Entries with figure data:
####################

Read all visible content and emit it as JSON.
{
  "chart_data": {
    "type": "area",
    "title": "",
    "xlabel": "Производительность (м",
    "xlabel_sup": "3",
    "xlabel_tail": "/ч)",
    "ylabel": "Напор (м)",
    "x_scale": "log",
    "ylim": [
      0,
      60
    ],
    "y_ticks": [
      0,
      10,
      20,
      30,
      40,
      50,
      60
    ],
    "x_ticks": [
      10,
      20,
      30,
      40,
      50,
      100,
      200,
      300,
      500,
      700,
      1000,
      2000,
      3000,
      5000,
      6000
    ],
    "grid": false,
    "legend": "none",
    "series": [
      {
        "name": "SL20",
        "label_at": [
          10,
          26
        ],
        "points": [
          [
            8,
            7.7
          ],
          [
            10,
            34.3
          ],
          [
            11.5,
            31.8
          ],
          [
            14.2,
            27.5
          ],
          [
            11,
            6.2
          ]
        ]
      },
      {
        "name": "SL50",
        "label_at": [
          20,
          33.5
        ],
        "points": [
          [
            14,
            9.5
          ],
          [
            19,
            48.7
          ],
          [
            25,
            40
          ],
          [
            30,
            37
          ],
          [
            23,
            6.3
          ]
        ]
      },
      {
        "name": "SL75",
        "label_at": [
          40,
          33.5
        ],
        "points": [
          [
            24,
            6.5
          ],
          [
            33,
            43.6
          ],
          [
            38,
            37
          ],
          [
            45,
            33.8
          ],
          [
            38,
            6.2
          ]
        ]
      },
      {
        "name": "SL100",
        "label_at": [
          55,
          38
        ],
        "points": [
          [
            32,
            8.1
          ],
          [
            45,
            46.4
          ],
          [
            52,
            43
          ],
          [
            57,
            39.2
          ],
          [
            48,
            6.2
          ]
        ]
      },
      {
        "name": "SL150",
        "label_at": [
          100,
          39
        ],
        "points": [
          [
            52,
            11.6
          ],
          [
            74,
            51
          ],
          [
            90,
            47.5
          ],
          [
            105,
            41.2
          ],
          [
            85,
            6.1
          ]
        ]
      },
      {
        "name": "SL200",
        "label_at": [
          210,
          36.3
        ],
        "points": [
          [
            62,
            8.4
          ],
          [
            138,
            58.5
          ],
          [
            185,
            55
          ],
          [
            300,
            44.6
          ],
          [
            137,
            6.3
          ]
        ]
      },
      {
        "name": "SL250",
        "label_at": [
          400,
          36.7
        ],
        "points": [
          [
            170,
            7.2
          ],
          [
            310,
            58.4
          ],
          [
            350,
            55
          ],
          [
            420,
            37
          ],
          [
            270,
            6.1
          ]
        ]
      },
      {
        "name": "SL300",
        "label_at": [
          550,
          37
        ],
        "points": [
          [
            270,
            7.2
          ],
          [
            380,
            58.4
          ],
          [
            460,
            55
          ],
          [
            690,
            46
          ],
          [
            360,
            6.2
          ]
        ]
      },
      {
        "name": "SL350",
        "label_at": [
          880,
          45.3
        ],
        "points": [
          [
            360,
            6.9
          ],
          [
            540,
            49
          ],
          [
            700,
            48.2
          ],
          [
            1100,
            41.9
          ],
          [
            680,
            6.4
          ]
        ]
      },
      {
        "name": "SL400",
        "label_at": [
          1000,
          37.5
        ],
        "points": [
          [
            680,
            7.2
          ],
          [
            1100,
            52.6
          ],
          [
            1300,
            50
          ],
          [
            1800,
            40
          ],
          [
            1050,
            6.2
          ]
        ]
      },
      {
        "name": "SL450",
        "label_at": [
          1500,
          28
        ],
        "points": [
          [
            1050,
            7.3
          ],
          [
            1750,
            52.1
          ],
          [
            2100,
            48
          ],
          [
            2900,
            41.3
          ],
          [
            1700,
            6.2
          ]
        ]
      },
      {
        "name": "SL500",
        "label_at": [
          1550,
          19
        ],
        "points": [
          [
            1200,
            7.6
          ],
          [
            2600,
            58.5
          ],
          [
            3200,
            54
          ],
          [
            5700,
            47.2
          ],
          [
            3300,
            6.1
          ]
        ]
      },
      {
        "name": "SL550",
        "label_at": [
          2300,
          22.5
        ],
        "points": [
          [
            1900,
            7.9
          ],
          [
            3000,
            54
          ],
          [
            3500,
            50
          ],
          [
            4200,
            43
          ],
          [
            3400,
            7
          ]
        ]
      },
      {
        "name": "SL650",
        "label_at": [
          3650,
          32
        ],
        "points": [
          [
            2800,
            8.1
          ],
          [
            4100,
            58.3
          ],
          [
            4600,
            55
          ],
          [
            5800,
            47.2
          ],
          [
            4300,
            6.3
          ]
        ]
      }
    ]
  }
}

####################

INSTRUCTIONS FOR THE TASK:
Quote all the records. Keep every word exact.

WRITTEN SOLUTION:
Read all visible content and emit it as JSON.
{
  "chart_data": {
    "type": "area",
    "title": "",
    "xlabel": "Производительность (м",
    "xlabel_sup": "3",
    "xlabel_tail": "/ч)",
    "ylabel": "Напор (м)",
    "x_scale": "log",
    "ylim": [
      0,
      60
    ],
    "y_ticks": [
      0,
      10,
      20,
      30,
      40,
      50,
      60
    ],
    "x_ticks": [
      10,
      20,
      30,
      40,
      50,
      100,
      200,
      300,
      500,
      700,
      1000,
      2000,
      3000,
      5000,
      6000
    ],
    "grid": false,
    "legend": "none",
    "series": [
      {
        "name": "SL20",
        "label_at": [
          10,
          26
        ],
        "points": [
          [
            8,
            7.7
          ],
          [
            10,
            34.3
          ],
          [
            11.5,
            31.8
          ],
          [
            14.2,
            27.5
          ],
          [
            11,
            6.2
          ]
        ]
      },
      {
        "name": "SL50",
        "label_at": [
          20,
          33.5
        ],
        "points": [
          [
            14,
            9.5
          ],
          [
            19,
            48.7
          ],
          [
            25,
            40
          ],
          [
            30,
            37
          ],
          [
            23,
            6.3
          ]
        ]
      },
      {
        "name": "SL75",
        "label_at": [
          40,
          33.5
        ],
        "points": [
          [
            24,
            6.5
          ],
          [
            33,
            43.6
          ],
          [
            38,
            37
          ],
          [
            45,
            33.8
          ],
          [
            38,
            6.2
          ]
        ]
      },
      {
        "name": "SL100",
        "label_at": [
          55,
          38
        ],
        "points": [
          [
            32,
            8.1
          ],
          [
            45,
            46.4
          ],
          [
            52,
            43
          ],
          [
            57,
            39.2
          ],
          [
            48,
            6.2
          ]
        ]
      },
      {
        "name": "SL150",
        "label_at": [
          100,
          39
        ],
        "points": [
          [
            52,
            11.6
          ],
          [
            74,
            51
          ],
          [
            90,
            47.5
          ],
          [
            105,
            41.2
          ],
          [
            85,
            6.1
          ]
        ]
      },
      {
        "name": "SL200",
        "label_at": [
          210,
          36.3
        ],
        "points": [
          [
            62,
            8.4
          ],
          [
            138,
            58.5
          ],
          [
            185,
            55
          ],
          [
            300,
            44.6
          ],
          [
            137,
            6.3
          ]
        ]
      },
      {
        "name": "SL250",
        "label_at": [
          400,
          36.7
        ],
        "points": [
          [
            170,
            7.2
          ],
          [
            310,
            58.4
          ],
          [
            350,
            55
          ],
          [
            420,
            37
          ],
          [
            270,
            6.1
          ]
        ]
      },
      {
        "name": "SL300",
        "label_at": [
          550,
          37
        ],
        "points": [
          [
            270,
            7.2
          ],
          [
            380,
            58.4
          ],
          [
            460,
            55
          ],
          [
            690,
            46
          ],
          [
            360,
            6.2
          ]
        ]
      },
      {
        "name": "SL350",
        "label_at": [
          880,
          45.3
        ],
        "points": [
          [
            360,
            6.9
          ],
          [
            540,
            49
          ],
          [
            700,
            48.2
          ],
          [
            1100,
            41.9
          ],
          [
            680,
            6.4
          ]
        ]
      },
      {
        "name": "SL400",
        "label_at": [
          1000,
          37.5
        ],
        "points": [
          [
            680,
            7.2
          ],
          [
            1100,
            52.6
          ],
          [
            1300,
            50
          ],
          [
            1800,
            40
          ],
          [
            1050,
            6.2
          ]
        ]
      },
      {
        "name": "SL450",
        "label_at": [
          1500,
          28
        ],
        "points": [
          [
            1050,
            7.3
          ],
          [
            1750,
            52.1
          ],
          [
            2100,
            48
          ],
          [
            2900,
            41.3
          ],
          [
            1700,
            6.2
          ]
        ]
      },
      {
        "name": "SL500",
        "label_at": [
          1550,
          19
        ],
        "points": [
          [
            1200,
            7.6
          ],
          [
            2600,
            58.5
          ],
          [
            3200,
            54
          ],
          [
            5700,
            47.2
          ],
          [
            3300,
            6.1
          ]
        ]
      },
      {
        "name": "SL550",
        "label_at": [
          2300,
          22.5
        ],
        "points": [
          [
            1900,
            7.9
          ],
          [
            3000,
            54
          ],
          [
            3500,
            50
          ],
          [
            4200,
            43
          ],
          [
            3400,
            7
          ]
        ]
      },
      {
        "name": "SL650",
        "label_at": [
          3650,
          32
        ],
        "points": [
          [
            2800,
            8.1
          ],
          [
            4100,
            58.3
          ],
          [
            4600,
            55
          ],
          [
            5800,
            47.2
          ],
          [
            4300,
            6.3
          ]
        ]
      }
    ]
  }
}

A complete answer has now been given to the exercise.